What to work on: Collect from the data below each line with "opened".
-=-=-
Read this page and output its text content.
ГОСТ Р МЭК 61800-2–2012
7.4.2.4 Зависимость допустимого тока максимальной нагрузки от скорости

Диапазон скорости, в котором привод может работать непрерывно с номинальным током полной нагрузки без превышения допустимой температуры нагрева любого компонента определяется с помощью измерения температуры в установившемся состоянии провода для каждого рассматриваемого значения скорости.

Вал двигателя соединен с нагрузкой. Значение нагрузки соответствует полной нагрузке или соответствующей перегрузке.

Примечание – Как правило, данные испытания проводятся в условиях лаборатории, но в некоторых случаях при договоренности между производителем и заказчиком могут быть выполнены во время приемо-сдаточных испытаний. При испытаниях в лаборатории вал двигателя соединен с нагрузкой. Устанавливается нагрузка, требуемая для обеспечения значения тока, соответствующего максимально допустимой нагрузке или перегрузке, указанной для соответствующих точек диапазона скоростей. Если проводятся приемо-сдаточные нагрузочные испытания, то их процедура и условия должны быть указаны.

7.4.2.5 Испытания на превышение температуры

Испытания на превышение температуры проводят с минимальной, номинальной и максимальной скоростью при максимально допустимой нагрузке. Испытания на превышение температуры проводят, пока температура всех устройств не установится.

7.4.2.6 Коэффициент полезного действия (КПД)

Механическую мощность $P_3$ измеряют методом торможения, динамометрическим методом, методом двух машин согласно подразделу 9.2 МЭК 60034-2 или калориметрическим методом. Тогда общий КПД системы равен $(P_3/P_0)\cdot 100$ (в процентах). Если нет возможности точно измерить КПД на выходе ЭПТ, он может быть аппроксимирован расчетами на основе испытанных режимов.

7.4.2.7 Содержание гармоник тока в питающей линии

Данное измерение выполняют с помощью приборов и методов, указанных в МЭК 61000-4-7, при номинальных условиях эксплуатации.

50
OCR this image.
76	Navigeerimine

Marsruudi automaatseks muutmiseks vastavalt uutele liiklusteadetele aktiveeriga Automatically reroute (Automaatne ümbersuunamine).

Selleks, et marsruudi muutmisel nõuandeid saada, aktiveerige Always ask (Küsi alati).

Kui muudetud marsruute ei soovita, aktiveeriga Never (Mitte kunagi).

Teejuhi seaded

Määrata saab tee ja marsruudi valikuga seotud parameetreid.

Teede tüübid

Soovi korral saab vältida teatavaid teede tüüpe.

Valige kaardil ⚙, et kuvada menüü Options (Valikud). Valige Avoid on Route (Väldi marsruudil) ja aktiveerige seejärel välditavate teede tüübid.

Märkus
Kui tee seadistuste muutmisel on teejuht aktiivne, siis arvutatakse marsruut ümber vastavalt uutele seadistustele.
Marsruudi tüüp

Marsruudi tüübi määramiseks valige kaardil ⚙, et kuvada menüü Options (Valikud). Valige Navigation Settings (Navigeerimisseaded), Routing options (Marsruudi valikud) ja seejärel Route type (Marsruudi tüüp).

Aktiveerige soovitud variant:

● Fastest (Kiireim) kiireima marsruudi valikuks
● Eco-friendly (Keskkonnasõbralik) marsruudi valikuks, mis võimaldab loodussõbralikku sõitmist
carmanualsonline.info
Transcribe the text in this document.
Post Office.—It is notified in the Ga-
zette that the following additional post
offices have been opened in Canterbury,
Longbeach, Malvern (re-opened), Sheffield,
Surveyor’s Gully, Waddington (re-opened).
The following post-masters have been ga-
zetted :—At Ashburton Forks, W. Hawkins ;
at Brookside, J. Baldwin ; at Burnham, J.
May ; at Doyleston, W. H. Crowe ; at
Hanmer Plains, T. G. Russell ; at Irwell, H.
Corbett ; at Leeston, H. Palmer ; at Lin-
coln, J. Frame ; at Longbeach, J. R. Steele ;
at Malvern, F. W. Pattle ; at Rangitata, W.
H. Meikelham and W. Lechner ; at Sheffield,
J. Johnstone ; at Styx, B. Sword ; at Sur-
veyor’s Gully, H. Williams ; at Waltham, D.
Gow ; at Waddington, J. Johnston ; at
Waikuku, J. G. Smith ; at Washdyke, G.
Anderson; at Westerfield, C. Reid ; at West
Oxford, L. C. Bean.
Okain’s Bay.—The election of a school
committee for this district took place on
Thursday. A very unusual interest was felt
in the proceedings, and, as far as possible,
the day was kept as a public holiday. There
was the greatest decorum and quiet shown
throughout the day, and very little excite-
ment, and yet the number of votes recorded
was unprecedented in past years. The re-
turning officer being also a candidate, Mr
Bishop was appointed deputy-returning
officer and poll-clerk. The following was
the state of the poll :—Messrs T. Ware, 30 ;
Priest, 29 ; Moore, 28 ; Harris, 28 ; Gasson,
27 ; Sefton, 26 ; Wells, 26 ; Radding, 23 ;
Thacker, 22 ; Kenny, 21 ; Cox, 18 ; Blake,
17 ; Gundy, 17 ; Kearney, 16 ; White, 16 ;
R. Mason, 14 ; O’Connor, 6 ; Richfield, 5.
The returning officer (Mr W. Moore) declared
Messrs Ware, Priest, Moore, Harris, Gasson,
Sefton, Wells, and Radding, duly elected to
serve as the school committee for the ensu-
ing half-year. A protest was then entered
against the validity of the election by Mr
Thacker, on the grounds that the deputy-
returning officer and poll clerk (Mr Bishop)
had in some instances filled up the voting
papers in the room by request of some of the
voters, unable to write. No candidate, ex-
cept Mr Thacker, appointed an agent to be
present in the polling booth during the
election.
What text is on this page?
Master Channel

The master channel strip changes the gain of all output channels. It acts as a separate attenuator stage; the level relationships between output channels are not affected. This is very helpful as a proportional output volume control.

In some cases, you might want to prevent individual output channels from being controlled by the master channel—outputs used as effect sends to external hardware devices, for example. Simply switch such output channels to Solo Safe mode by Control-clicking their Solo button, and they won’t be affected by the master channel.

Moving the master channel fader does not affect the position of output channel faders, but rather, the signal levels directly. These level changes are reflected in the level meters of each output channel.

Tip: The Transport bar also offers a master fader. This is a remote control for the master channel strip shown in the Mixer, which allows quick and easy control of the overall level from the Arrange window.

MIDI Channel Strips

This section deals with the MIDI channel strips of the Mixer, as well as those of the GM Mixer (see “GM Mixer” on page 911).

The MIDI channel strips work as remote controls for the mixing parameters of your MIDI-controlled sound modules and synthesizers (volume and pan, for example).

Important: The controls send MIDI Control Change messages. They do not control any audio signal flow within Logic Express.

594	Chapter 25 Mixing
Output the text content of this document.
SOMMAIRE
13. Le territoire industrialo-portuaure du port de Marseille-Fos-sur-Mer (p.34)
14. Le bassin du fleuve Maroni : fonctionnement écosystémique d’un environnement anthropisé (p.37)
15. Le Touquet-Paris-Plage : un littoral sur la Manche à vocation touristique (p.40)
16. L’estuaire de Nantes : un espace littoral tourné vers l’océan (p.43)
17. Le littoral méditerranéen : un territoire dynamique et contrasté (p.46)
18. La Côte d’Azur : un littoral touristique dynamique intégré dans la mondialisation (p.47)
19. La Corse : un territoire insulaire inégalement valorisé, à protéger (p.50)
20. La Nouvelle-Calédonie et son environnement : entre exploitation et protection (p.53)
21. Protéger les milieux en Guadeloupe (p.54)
-=-=-
Written solution:
offices have been opened in Canterbury,
Longbeach, Malvern (re-opened), Sheffield,
Surveyor’s Gully, Waddington (re-opened).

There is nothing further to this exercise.